> _Objective_
Copy out every record below with complete accuracy.

[Extracted data entries]
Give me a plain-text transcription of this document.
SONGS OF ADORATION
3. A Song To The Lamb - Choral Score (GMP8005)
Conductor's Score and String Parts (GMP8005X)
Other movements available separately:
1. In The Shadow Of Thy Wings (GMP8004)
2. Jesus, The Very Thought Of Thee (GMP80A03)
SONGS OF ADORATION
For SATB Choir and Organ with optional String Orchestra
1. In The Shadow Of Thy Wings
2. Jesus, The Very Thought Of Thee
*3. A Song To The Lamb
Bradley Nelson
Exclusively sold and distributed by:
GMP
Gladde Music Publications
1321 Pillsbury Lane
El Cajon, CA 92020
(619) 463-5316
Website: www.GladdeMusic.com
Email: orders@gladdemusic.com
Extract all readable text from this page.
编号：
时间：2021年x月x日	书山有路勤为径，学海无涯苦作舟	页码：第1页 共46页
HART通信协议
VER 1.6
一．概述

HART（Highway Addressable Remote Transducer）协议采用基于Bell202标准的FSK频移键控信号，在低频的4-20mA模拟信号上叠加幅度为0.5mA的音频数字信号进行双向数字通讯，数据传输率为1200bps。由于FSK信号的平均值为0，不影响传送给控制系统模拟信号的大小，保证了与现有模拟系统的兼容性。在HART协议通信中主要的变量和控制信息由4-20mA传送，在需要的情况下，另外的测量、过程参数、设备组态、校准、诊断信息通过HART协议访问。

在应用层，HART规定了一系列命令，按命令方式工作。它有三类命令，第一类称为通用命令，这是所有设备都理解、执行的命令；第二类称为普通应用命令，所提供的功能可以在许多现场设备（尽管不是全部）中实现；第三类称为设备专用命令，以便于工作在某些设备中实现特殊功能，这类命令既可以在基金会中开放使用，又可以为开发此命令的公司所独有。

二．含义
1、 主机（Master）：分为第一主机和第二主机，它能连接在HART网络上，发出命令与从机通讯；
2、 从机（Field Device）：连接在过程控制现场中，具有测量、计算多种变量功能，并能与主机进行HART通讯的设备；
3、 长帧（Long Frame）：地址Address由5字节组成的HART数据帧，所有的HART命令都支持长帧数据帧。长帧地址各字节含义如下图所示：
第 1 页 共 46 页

> _Exercise response_
Give me a plain-text transcription of this document.
SONGS OF ADORATION
3. A Song To The Lamb - Choral Score (GMP8005)
Conductor's Score and String Parts (GMP8005X)
Other movements available separately:
1. In The Shadow Of Thy Wings (GMP8004)
2. Jesus, The Very Thought Of Thee (GMP80A03)
SONGS OF ADORATION
For SATB Choir and Organ with optional String Orchestra
1. In The Shadow Of Thy Wings
2. Jesus, The Very Thought Of Thee
*3. A Song To The Lamb
Bradley Nelson
Exclusively sold and distributed by:
GMP
Gladde Music Publications
1321 Pillsbury Lane
El Cajon, CA 92020
(619) 463-5316
Website: www.GladdeMusic.com
Email: orders@gladdemusic.com
Extract all readable text from this page.
编号：
时间：2021年x月x日	书山有路勤为径，学海无涯苦作舟	页码：第1页 共46页
HART通信协议
VER 1.6
一．概述

HART（Highway Addressable Remote Transducer）协议采用基于Bell202标准的FSK频移键控信号，在低频的4-20mA模拟信号上叠加幅度为0.5mA的音频数字信号进行双向数字通讯，数据传输率为1200bps。由于FSK信号的平均值为0，不影响传送给控制系统模拟信号的大小，保证了与现有模拟系统的兼容性。在HART协议通信中主要的变量和控制信息由4-20mA传送，在需要的情况下，另外的测量、过程参数、设备组态、校准、诊断信息通过HART协议访问。

在应用层，HART规定了一系列命令，按命令方式工作。它有三类命令，第一类称为通用命令，这是所有设备都理解、执行的命令；第二类称为普通应用命令，所提供的功能可以在许多现场设备（尽管不是全部）中实现；第三类称为设备专用命令，以便于工作在某些设备中实现特殊功能，这类命令既可以在基金会中开放使用，又可以为开发此命令的公司所独有。

二．含义
1、 主机（Master）：分为第一主机和第二主机，它能连接在HART网络上，发出命令与从机通讯；
2、 从机（Field Device）：连接在过程控制现场中，具有测量、计算多种变量功能，并能与主机进行HART通讯的设备；
3、 长帧（Long Frame）：地址Address由5字节组成的HART数据帧，所有的HART命令都支持长帧数据帧。长帧地址各字节含义如下图所示：
第 1 页 共 46 页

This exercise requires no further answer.